§ **Part of a data file**:
====
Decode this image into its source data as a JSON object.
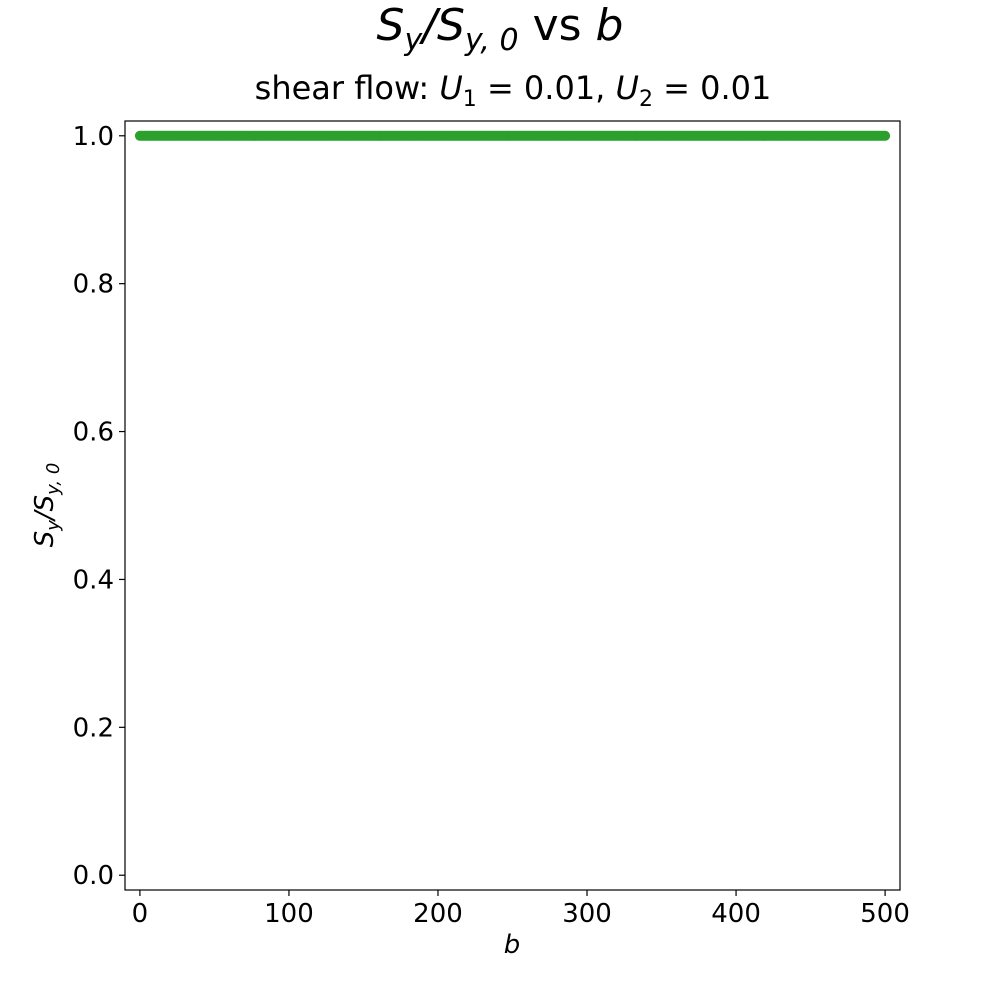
{
  "chart_data": {
    "type": "scatter",
    "title": {
      "main": "S",
      "main_sub": "y",
      "slash": "/S",
      "denom_sub": "y, 0",
      "vs": " vs ",
      "var": "b"
    },
    "subtitle": {
      "prefix": "shear flow: ",
      "u1": "U",
      "u1_sub": "1",
      "u1_val": " = 0.01, ",
      "u2": "U",
      "u2_sub": "2",
      "u2_val": " = 0.01"
    },
    "xlabel": "b",
    "ylabel": {
      "s": "S",
      "s_sub": "y",
      "slash": "/S",
      "denom_sub": "y, 0"
    },
    "xlim": [
      -10,
      510
    ],
    "ylim": [
      -0.02,
      1.02
    ],
    "xticks": [
      0,
      100,
      200,
      300,
      400,
      500
    ],
    "xtick_labels": [
      "0",
      "100",
      "200",
      "300",
      "400",
      "500"
    ],
    "yticks": [
      0.0,
      0.2,
      0.4,
      0.6,
      0.8,
      1.0
    ],
    "ytick_labels": [
      "0.0",
      "0.2",
      "0.4",
      "0.6",
      "0.8",
      "1.0"
    ],
    "grid": false,
    "series": [
      {
        "x_start": 0,
        "x_end": 500,
        "x_step": 1,
        "y": 1.0,
        "color": "#2ca02c"
      }
    ]
  }
}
====
§ **What you should do**:
Working from the material above, transcribe it exactly while omitting pictures.

§ **Solution for this problem**:
Decode this image into its source data as a JSON object.
{
  "chart_data": {
    "type": "scatter",
    "title": {
      "main": "S",
      "main_sub": "y",
      "slash": "/S",
      "denom_sub": "y, 0",
      "vs": " vs ",
      "var": "b"
    },
    "subtitle": {
      "prefix": "shear flow: ",
      "u1": "U",
      "u1_sub": "1",
      "u1_val": " = 0.01, ",
      "u2": "U",
      "u2_sub": "2",
      "u2_val": " = 0.01"
    },
    "xlabel": "b",
    "ylabel": {
      "s": "S",
      "s_sub": "y",
      "slash": "/S",
      "denom_sub": "y, 0"
    },
    "xlim": [
      -10,
      510
    ],
    "ylim": [
      -0.02,
      1.02
    ],
    "xticks": [
      0,
      100,
      200,
      300,
      400,
      500
    ],
    "xtick_labels": [
      "0",
      "100",
      "200",
      "300",
      "400",
      "500"
    ],
    "yticks": [
      0.0,
      0.2,
      0.4,
      0.6,
      0.8,
      1.0
    ],
    "ytick_labels": [
      "0.0",
      "0.2",
      "0.4",
      "0.6",
      "0.8",
      "1.0"
    ],
    "grid": false,
    "series": [
      {
        "x_start": 0,
        "x_end": 500,
        "x_step": 1,
        "y": 1.0,
        "color": "#2ca02c"
      }
    ]
  }
}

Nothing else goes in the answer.